◆ Items ◆
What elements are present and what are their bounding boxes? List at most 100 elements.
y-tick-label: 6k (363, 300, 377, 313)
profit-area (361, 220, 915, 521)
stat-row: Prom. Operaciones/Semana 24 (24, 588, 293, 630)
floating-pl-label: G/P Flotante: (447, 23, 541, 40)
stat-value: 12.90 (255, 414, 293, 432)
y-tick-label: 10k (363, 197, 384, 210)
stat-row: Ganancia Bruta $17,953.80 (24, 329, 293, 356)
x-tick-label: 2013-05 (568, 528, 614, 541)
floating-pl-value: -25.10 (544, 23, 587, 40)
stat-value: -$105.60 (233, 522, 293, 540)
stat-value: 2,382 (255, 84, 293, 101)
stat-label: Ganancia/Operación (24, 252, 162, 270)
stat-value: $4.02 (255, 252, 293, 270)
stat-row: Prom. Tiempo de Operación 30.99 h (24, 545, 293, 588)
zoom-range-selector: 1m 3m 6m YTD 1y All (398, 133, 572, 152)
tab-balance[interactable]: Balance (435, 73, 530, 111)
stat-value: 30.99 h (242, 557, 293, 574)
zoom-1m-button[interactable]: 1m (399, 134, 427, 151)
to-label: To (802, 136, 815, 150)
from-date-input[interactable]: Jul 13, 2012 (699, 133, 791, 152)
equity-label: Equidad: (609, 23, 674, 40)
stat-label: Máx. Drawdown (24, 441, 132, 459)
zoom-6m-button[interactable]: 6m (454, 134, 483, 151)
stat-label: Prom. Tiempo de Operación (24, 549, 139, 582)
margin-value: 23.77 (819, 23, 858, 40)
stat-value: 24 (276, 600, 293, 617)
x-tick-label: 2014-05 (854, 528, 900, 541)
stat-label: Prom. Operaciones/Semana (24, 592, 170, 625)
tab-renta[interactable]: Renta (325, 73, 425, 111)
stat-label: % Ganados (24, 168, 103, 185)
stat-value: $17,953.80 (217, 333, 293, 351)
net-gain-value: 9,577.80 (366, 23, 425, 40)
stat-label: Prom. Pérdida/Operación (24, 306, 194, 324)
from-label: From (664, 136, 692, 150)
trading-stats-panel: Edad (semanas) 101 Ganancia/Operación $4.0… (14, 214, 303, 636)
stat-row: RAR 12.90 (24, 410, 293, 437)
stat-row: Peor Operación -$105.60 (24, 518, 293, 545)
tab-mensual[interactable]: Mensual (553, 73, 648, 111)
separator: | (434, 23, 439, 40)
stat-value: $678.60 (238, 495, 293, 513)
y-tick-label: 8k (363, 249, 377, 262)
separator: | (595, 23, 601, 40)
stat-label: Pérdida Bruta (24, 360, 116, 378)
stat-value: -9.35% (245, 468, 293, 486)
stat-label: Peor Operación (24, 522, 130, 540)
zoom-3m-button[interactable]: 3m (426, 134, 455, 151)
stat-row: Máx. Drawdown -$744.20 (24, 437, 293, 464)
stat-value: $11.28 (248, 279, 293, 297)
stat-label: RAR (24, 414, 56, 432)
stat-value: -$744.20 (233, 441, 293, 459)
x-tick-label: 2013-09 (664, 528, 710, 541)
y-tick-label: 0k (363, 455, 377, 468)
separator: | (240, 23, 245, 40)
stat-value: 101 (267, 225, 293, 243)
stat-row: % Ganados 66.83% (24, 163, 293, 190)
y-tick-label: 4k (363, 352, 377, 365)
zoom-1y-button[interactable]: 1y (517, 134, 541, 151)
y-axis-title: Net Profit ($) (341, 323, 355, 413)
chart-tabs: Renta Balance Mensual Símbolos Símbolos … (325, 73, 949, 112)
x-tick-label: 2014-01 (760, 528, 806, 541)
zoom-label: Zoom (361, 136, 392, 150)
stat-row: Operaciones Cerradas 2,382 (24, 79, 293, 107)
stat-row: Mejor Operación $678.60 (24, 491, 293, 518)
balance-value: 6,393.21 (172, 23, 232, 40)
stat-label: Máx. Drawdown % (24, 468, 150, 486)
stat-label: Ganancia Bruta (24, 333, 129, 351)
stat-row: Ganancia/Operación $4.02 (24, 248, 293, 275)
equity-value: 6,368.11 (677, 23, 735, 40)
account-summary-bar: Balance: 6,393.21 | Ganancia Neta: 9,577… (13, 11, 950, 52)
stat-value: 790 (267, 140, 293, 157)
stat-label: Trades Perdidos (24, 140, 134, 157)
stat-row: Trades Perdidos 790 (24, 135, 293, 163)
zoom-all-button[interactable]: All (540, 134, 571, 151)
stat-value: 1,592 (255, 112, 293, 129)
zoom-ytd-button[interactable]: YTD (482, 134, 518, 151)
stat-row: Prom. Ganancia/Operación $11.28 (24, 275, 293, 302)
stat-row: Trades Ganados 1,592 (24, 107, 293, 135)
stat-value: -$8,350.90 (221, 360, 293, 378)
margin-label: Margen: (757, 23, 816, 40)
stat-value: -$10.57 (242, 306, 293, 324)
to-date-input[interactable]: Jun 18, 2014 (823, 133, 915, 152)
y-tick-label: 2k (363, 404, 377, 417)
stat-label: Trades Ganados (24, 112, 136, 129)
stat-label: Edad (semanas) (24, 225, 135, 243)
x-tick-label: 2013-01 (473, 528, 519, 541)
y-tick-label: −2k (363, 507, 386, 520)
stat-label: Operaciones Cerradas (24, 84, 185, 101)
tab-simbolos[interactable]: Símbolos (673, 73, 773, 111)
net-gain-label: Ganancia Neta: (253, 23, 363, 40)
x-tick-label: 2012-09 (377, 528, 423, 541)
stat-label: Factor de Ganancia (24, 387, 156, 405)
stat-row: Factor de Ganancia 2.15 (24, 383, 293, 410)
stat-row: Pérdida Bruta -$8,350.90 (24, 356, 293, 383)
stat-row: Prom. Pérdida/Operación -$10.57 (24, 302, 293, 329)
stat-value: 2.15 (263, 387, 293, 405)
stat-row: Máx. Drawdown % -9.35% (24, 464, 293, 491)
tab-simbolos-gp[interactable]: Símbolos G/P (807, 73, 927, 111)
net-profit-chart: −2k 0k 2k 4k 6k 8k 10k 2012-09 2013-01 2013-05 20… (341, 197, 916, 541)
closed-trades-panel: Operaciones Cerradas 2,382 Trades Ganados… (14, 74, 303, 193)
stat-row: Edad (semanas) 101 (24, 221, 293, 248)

◆ Aim ◆
Rewrite the lines of the items above with every "stat-value" changed to "stat-number", leaving everything else unchanged.

◆ Task answer ◆
What elements are present and what are their bounding boxes? List at most 100 elements.
y-tick-label: 6k (363, 300, 377, 313)
profit-area (361, 220, 915, 521)
stat-row: Prom. Operaciones/Semana 24 (24, 588, 293, 630)
floating-pl-label: G/P Flotante: (447, 23, 541, 40)
stat-number: 12.90 (255, 414, 293, 432)
y-tick-label: 10k (363, 197, 384, 210)
stat-row: Ganancia Bruta $17,953.80 (24, 329, 293, 356)
x-tick-label: 2013-05 (568, 528, 614, 541)
floating-pl-value: -25.10 (544, 23, 587, 40)
stat-number: -$105.60 (233, 522, 293, 540)
stat-number: 2,382 (255, 84, 293, 101)
stat-label: Ganancia/Operación (24, 252, 162, 270)
stat-number: $4.02 (255, 252, 293, 270)
stat-row: Prom. Tiempo de Operación 30.99 h (24, 545, 293, 588)
zoom-range-selector: 1m 3m 6m YTD 1y All (398, 133, 572, 152)
tab-balance[interactable]: Balance (435, 73, 530, 111)
stat-number: 30.99 h (242, 557, 293, 574)
zoom-1m-button[interactable]: 1m (399, 134, 427, 151)
to-label: To (802, 136, 815, 150)
from-date-input[interactable]: Jul 13, 2012 (699, 133, 791, 152)
equity-label: Equidad: (609, 23, 674, 40)
stat-label: Máx. Drawdown (24, 441, 132, 459)
zoom-6m-button[interactable]: 6m (454, 134, 483, 151)
stat-label: Prom. Tiempo de Operación (24, 549, 139, 582)
margin-value: 23.77 (819, 23, 858, 40)
stat-number: 24 (276, 600, 293, 617)
x-tick-label: 2014-05 (854, 528, 900, 541)
stat-label: Prom. Operaciones/Semana (24, 592, 170, 625)
tab-renta[interactable]: Renta (325, 73, 425, 111)
stat-label: % Ganados (24, 168, 103, 185)
stat-number: $17,953.80 (217, 333, 293, 351)
net-gain-value: 9,577.80 (366, 23, 425, 40)
stat-label: Prom. Pérdida/Operación (24, 306, 194, 324)
from-label: From (664, 136, 692, 150)
trading-stats-panel: Edad (semanas) 101 Ganancia/Operación $4.0… (14, 214, 303, 636)
stat-row: RAR 12.90 (24, 410, 293, 437)
stat-row: Peor Operación -$105.60 (24, 518, 293, 545)
tab-mensual[interactable]: Mensual (553, 73, 648, 111)
separator: | (434, 23, 439, 40)
stat-number: $678.60 (238, 495, 293, 513)
y-tick-label: 8k (363, 249, 377, 262)
separator: | (595, 23, 601, 40)
stat-label: Pérdida Bruta (24, 360, 116, 378)
stat-number: -9.35% (245, 468, 293, 486)
stat-label: Peor Operación (24, 522, 130, 540)
zoom-3m-button[interactable]: 3m (426, 134, 455, 151)
stat-row: Máx. Drawdown -$744.20 (24, 437, 293, 464)
stat-number: $11.28 (248, 279, 293, 297)
stat-label: RAR (24, 414, 56, 432)
stat-number: -$744.20 (233, 441, 293, 459)
x-tick-label: 2013-09 (664, 528, 710, 541)
y-tick-label: 0k (363, 455, 377, 468)
separator: | (240, 23, 245, 40)
stat-number: 101 (267, 225, 293, 243)
stat-row: % Ganados 66.83% (24, 163, 293, 190)
y-tick-label: 4k (363, 352, 377, 365)
zoom-1y-button[interactable]: 1y (517, 134, 541, 151)
y-axis-title: Net Profit ($) (341, 323, 355, 413)
chart-tabs: Renta Balance Mensual Símbolos Símbolos … (325, 73, 949, 112)
x-tick-label: 2014-01 (760, 528, 806, 541)
zoom-label: Zoom (361, 136, 392, 150)
stat-row: Operaciones Cerradas 2,382 (24, 79, 293, 107)
stat-row: Mejor Operación $678.60 (24, 491, 293, 518)
balance-value: 6,393.21 (172, 23, 232, 40)
stat-label: Máx. Drawdown % (24, 468, 150, 486)
stat-label: Ganancia Bruta (24, 333, 129, 351)
stat-row: Ganancia/Operación $4.02 (24, 248, 293, 275)
equity-value: 6,368.11 (677, 23, 735, 40)
account-summary-bar: Balance: 6,393.21 | Ganancia Neta: 9,577… (13, 11, 950, 52)
stat-number: 790 (267, 140, 293, 157)
stat-label: Trades Perdidos (24, 140, 134, 157)
stat-row: Trades Perdidos 790 (24, 135, 293, 163)
zoom-all-button[interactable]: All (540, 134, 571, 151)
stat-number: 1,592 (255, 112, 293, 129)
zoom-ytd-button[interactable]: YTD (482, 134, 518, 151)
stat-row: Prom. Ganancia/Operación $11.28 (24, 275, 293, 302)
stat-row: Trades Ganados 1,592 (24, 107, 293, 135)
stat-number: -$8,350.90 (221, 360, 293, 378)
margin-label: Margen: (757, 23, 816, 40)
stat-number: -$10.57 (242, 306, 293, 324)
to-date-input[interactable]: Jun 18, 2014 (823, 133, 915, 152)
y-tick-label: 2k (363, 404, 377, 417)
stat-label: Trades Ganados (24, 112, 136, 129)
stat-label: Edad (semanas) (24, 225, 135, 243)
x-tick-label: 2013-01 (473, 528, 519, 541)
y-tick-label: −2k (363, 507, 386, 520)
stat-label: Operaciones Cerradas (24, 84, 185, 101)
tab-simbolos[interactable]: Símbolos (673, 73, 773, 111)
net-gain-label: Ganancia Neta: (253, 23, 363, 40)
x-tick-label: 2012-09 (377, 528, 423, 541)
stat-label: Factor de Ganancia (24, 387, 156, 405)
stat-row: Factor de Ganancia 2.15 (24, 383, 293, 410)
stat-row: Pérdida Bruta -$8,350.90 (24, 356, 293, 383)
stat-row: Prom. Pérdida/Operación -$10.57 (24, 302, 293, 329)
stat-number: 2.15 (263, 387, 293, 405)
stat-row: Máx. Drawdown % -9.35% (24, 464, 293, 491)
tab-simbolos-gp[interactable]: Símbolos G/P (807, 73, 927, 111)
net-profit-chart: −2k 0k 2k 4k 6k 8k 10k 2012-09 2013-01 2013-05 20… (341, 197, 916, 541)
closed-trades-panel: Operaciones Cerradas 2,382 Trades Ganados… (14, 74, 303, 193)
stat-row: Edad (semanas) 101 (24, 221, 293, 248)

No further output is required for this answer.